The input:

--

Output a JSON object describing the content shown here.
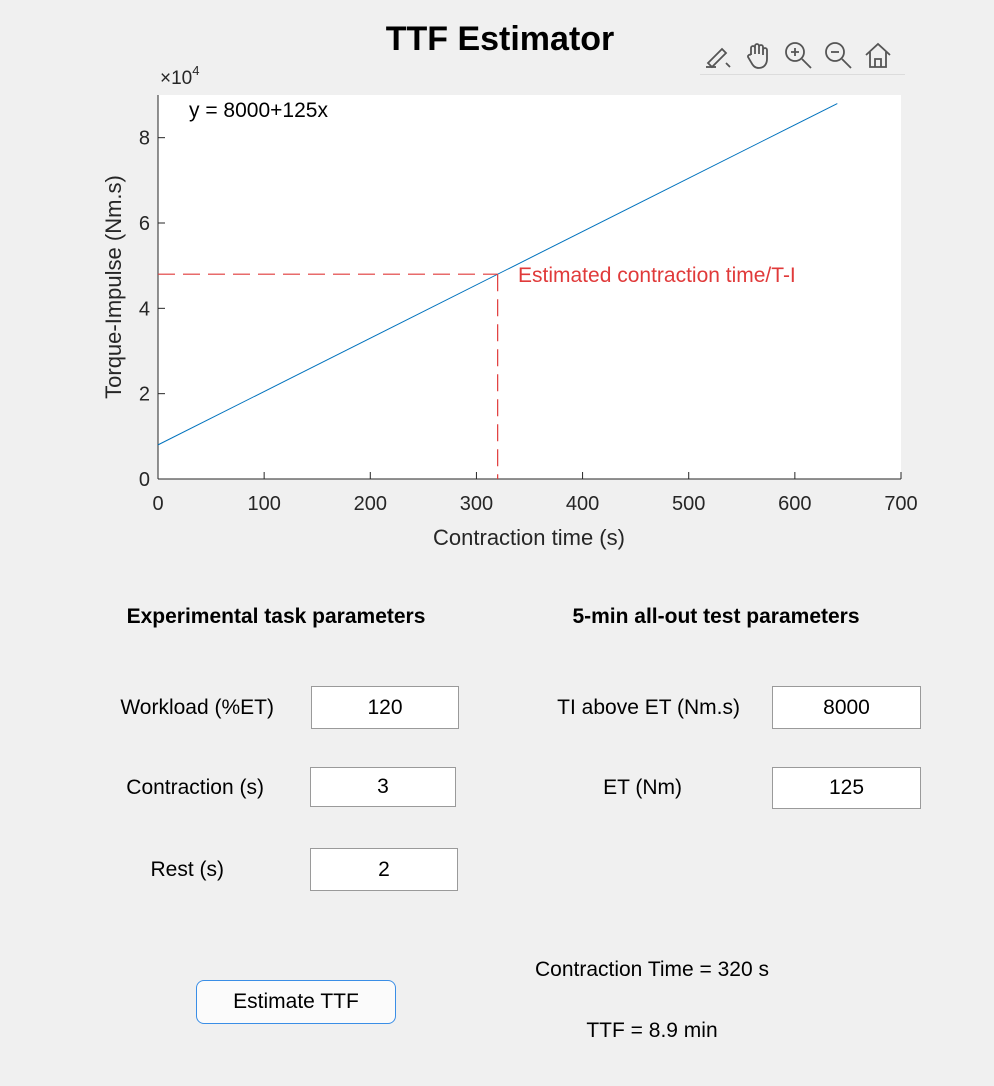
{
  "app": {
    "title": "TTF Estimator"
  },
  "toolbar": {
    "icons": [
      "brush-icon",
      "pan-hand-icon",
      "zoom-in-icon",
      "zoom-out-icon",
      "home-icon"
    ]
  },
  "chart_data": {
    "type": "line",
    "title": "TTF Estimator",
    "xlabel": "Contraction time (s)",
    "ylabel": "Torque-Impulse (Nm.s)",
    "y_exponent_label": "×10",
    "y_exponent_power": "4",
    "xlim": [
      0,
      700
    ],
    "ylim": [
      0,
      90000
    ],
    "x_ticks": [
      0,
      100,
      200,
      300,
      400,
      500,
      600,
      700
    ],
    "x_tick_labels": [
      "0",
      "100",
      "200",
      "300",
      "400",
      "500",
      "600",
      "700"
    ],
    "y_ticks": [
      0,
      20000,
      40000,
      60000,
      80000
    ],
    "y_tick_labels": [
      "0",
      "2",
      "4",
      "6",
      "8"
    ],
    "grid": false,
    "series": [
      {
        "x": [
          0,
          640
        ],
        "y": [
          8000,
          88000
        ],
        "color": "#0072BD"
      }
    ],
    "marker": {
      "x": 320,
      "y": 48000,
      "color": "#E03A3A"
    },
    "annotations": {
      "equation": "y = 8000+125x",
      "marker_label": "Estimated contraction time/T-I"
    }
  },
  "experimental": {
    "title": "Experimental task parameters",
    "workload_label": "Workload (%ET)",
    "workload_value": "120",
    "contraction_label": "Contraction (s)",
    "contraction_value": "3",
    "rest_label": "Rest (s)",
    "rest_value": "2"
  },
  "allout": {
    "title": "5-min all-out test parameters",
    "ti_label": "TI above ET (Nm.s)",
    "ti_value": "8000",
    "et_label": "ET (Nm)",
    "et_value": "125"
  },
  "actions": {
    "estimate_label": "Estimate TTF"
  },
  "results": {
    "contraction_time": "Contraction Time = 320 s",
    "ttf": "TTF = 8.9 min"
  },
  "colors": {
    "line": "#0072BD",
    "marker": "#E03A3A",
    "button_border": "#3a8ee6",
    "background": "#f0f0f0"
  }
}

--

What you need to do:
Restate the whole listing above exactly, please, omitting every image.

Exercise solution:
Output a JSON object describing the content shown here.
{
  "app": {
    "title": "TTF Estimator"
  },
  "toolbar": {
    "icons": [
      "brush-icon",
      "pan-hand-icon",
      "zoom-in-icon",
      "zoom-out-icon",
      "home-icon"
    ]
  },
  "chart_data": {
    "type": "line",
    "title": "TTF Estimator",
    "xlabel": "Contraction time (s)",
    "ylabel": "Torque-Impulse (Nm.s)",
    "y_exponent_label": "×10",
    "y_exponent_power": "4",
    "xlim": [
      0,
      700
    ],
    "ylim": [
      0,
      90000
    ],
    "x_ticks": [
      0,
      100,
      200,
      300,
      400,
      500,
      600,
      700
    ],
    "x_tick_labels": [
      "0",
      "100",
      "200",
      "300",
      "400",
      "500",
      "600",
      "700"
    ],
    "y_ticks": [
      0,
      20000,
      40000,
      60000,
      80000
    ],
    "y_tick_labels": [
      "0",
      "2",
      "4",
      "6",
      "8"
    ],
    "grid": false,
    "series": [
      {
        "x": [
          0,
          640
        ],
        "y": [
          8000,
          88000
        ],
        "color": "#0072BD"
      }
    ],
    "marker": {
      "x": 320,
      "y": 48000,
      "color": "#E03A3A"
    },
    "annotations": {
      "equation": "y = 8000+125x",
      "marker_label": "Estimated contraction time/T-I"
    }
  },
  "experimental": {
    "title": "Experimental task parameters",
    "workload_label": "Workload (%ET)",
    "workload_value": "120",
    "contraction_label": "Contraction (s)",
    "contraction_value": "3",
    "rest_label": "Rest (s)",
    "rest_value": "2"
  },
  "allout": {
    "title": "5-min all-out test parameters",
    "ti_label": "TI above ET (Nm.s)",
    "ti_value": "8000",
    "et_label": "ET (Nm)",
    "et_value": "125"
  },
  "actions": {
    "estimate_label": "Estimate TTF"
  },
  "results": {
    "contraction_time": "Contraction Time = 320 s",
    "ttf": "TTF = 8.9 min"
  },
  "colors": {
    "line": "#0072BD",
    "marker": "#E03A3A",
    "button_border": "#3a8ee6",
    "background": "#f0f0f0"
  }
}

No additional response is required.